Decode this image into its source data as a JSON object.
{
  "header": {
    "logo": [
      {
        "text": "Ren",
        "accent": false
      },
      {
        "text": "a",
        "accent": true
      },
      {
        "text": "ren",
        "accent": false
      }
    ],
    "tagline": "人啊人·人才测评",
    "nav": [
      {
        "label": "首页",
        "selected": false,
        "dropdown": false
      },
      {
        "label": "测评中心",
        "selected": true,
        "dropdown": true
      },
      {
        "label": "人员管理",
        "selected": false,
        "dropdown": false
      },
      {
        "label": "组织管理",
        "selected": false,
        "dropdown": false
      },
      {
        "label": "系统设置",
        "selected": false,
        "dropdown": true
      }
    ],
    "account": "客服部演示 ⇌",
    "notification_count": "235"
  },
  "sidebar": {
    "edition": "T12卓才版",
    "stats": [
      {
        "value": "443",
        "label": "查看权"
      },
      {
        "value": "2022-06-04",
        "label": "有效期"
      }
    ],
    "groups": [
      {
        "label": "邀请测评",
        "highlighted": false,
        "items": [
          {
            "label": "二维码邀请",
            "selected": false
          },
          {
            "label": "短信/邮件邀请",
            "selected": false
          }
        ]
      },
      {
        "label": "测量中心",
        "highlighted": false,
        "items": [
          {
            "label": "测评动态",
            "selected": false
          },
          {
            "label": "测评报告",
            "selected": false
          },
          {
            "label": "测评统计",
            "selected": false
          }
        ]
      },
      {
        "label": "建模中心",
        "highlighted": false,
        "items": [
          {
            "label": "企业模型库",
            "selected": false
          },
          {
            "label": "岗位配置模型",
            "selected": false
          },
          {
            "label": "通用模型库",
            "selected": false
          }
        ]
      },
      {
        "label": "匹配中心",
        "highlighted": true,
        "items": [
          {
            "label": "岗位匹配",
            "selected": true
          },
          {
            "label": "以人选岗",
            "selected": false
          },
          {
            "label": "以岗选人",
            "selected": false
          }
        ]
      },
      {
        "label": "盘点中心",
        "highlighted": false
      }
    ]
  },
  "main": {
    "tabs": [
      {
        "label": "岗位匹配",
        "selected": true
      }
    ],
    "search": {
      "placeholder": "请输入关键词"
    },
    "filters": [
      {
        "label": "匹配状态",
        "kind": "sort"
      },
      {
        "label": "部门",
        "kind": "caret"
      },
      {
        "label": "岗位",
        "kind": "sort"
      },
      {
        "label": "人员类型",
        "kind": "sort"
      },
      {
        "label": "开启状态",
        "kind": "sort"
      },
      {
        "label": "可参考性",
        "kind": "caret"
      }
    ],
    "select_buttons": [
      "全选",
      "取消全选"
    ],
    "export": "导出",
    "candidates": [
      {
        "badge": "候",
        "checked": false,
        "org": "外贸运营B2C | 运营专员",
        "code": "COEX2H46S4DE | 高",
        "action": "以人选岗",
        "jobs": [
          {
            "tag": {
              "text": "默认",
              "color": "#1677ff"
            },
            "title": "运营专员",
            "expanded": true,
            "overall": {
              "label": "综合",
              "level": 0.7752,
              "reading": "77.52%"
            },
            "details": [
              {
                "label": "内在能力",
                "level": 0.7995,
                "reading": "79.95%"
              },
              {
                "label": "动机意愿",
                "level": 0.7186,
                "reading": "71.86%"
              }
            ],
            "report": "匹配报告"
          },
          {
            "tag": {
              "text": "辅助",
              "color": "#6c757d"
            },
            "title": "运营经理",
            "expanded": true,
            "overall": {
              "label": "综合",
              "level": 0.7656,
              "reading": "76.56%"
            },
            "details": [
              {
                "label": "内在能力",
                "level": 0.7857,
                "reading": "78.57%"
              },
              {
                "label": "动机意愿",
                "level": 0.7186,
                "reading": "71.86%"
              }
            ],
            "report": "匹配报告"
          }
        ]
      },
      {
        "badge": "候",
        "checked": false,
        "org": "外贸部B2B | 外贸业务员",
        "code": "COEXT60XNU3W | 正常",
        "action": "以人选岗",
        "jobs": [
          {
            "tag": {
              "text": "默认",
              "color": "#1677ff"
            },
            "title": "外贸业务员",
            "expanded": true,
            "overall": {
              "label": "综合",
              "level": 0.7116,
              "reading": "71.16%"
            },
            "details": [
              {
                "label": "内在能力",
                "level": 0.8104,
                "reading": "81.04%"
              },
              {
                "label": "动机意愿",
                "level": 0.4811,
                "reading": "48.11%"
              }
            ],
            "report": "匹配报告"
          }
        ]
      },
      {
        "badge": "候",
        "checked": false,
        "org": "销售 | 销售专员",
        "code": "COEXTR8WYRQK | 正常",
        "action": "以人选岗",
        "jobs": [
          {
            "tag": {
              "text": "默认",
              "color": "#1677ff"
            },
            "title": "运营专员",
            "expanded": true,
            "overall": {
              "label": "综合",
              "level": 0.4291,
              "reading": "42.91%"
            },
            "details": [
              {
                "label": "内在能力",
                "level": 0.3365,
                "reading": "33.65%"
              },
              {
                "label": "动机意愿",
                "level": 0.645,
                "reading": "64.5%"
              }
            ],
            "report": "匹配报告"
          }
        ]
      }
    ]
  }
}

•••

Return all of the entries exactly as they were supplied.

The solution →
Decode this image into its source data as a JSON object.
{
  "header": {
    "logo": [
      {
        "text": "Ren",
        "accent": false
      },
      {
        "text": "a",
        "accent": true
      },
      {
        "text": "ren",
        "accent": false
      }
    ],
    "tagline": "人啊人·人才测评",
    "nav": [
      {
        "label": "首页",
        "selected": false,
        "dropdown": false
      },
      {
        "label": "测评中心",
        "selected": true,
        "dropdown": true
      },
      {
        "label": "人员管理",
        "selected": false,
        "dropdown": false
      },
      {
        "label": "组织管理",
        "selected": false,
        "dropdown": false
      },
      {
        "label": "系统设置",
        "selected": false,
        "dropdown": true
      }
    ],
    "account": "客服部演示 ⇌",
    "notification_count": "235"
  },
  "sidebar": {
    "edition": "T12卓才版",
    "stats": [
      {
        "value": "443",
        "label": "查看权"
      },
      {
        "value": "2022-06-04",
        "label": "有效期"
      }
    ],
    "groups": [
      {
        "label": "邀请测评",
        "highlighted": false,
        "items": [
          {
            "label": "二维码邀请",
            "selected": false
          },
          {
            "label": "短信/邮件邀请",
            "selected": false
          }
        ]
      },
      {
        "label": "测量中心",
        "highlighted": false,
        "items": [
          {
            "label": "测评动态",
            "selected": false
          },
          {
            "label": "测评报告",
            "selected": false
          },
          {
            "label": "测评统计",
            "selected": false
          }
        ]
      },
      {
        "label": "建模中心",
        "highlighted": false,
        "items": [
          {
            "label": "企业模型库",
            "selected": false
          },
          {
            "label": "岗位配置模型",
            "selected": false
          },
          {
            "label": "通用模型库",
            "selected": false
          }
        ]
      },
      {
        "label": "匹配中心",
        "highlighted": true,
        "items": [
          {
            "label": "岗位匹配",
            "selected": true
          },
          {
            "label": "以人选岗",
            "selected": false
          },
          {
            "label": "以岗选人",
            "selected": false
          }
        ]
      },
      {
        "label": "盘点中心",
        "highlighted": false
      }
    ]
  },
  "main": {
    "tabs": [
      {
        "label": "岗位匹配",
        "selected": true
      }
    ],
    "search": {
      "placeholder": "请输入关键词"
    },
    "filters": [
      {
        "label": "匹配状态",
        "kind": "sort"
      },
      {
        "label": "部门",
        "kind": "caret"
      },
      {
        "label": "岗位",
        "kind": "sort"
      },
      {
        "label": "人员类型",
        "kind": "sort"
      },
      {
        "label": "开启状态",
        "kind": "sort"
      },
      {
        "label": "可参考性",
        "kind": "caret"
      }
    ],
    "select_buttons": [
      "全选",
      "取消全选"
    ],
    "export": "导出",
    "candidates": [
      {
        "badge": "候",
        "checked": false,
        "org": "外贸运营B2C | 运营专员",
        "code": "COEX2H46S4DE | 高",
        "action": "以人选岗",
        "jobs": [
          {
            "tag": {
              "text": "默认",
              "color": "#1677ff"
            },
            "title": "运营专员",
            "expanded": true,
            "overall": {
              "label": "综合",
              "level": 0.7752,
              "reading": "77.52%"
            },
            "details": [
              {
                "label": "内在能力",
                "level": 0.7995,
                "reading": "79.95%"
              },
              {
                "label": "动机意愿",
                "level": 0.7186,
                "reading": "71.86%"
              }
            ],
            "report": "匹配报告"
          },
          {
            "tag": {
              "text": "辅助",
              "color": "#6c757d"
            },
            "title": "运营经理",
            "expanded": true,
            "overall": {
              "label": "综合",
              "level": 0.7656,
              "reading": "76.56%"
            },
            "details": [
              {
                "label": "内在能力",
                "level": 0.7857,
                "reading": "78.57%"
              },
              {
                "label": "动机意愿",
                "level": 0.7186,
                "reading": "71.86%"
              }
            ],
            "report": "匹配报告"
          }
        ]
      },
      {
        "badge": "候",
        "checked": false,
        "org": "外贸部B2B | 外贸业务员",
        "code": "COEXT60XNU3W | 正常",
        "action": "以人选岗",
        "jobs": [
          {
            "tag": {
              "text": "默认",
              "color": "#1677ff"
            },
            "title": "外贸业务员",
            "expanded": true,
            "overall": {
              "label": "综合",
              "level": 0.7116,
              "reading": "71.16%"
            },
            "details": [
              {
                "label": "内在能力",
                "level": 0.8104,
                "reading": "81.04%"
              },
              {
                "label": "动机意愿",
                "level": 0.4811,
                "reading": "48.11%"
              }
            ],
            "report": "匹配报告"
          }
        ]
      },
      {
        "badge": "候",
        "checked": false,
        "org": "销售 | 销售专员",
        "code": "COEXTR8WYRQK | 正常",
        "action": "以人选岗",
        "jobs": [
          {
            "tag": {
              "text": "默认",
              "color": "#1677ff"
            },
            "title": "运营专员",
            "expanded": true,
            "overall": {
              "label": "综合",
              "level": 0.4291,
              "reading": "42.91%"
            },
            "details": [
              {
                "label": "内在能力",
                "level": 0.3365,
                "reading": "33.65%"
              },
              {
                "label": "动机意愿",
                "level": 0.645,
                "reading": "64.5%"
              }
            ],
            "report": "匹配报告"
          }
        ]
      }
    ]
  }
}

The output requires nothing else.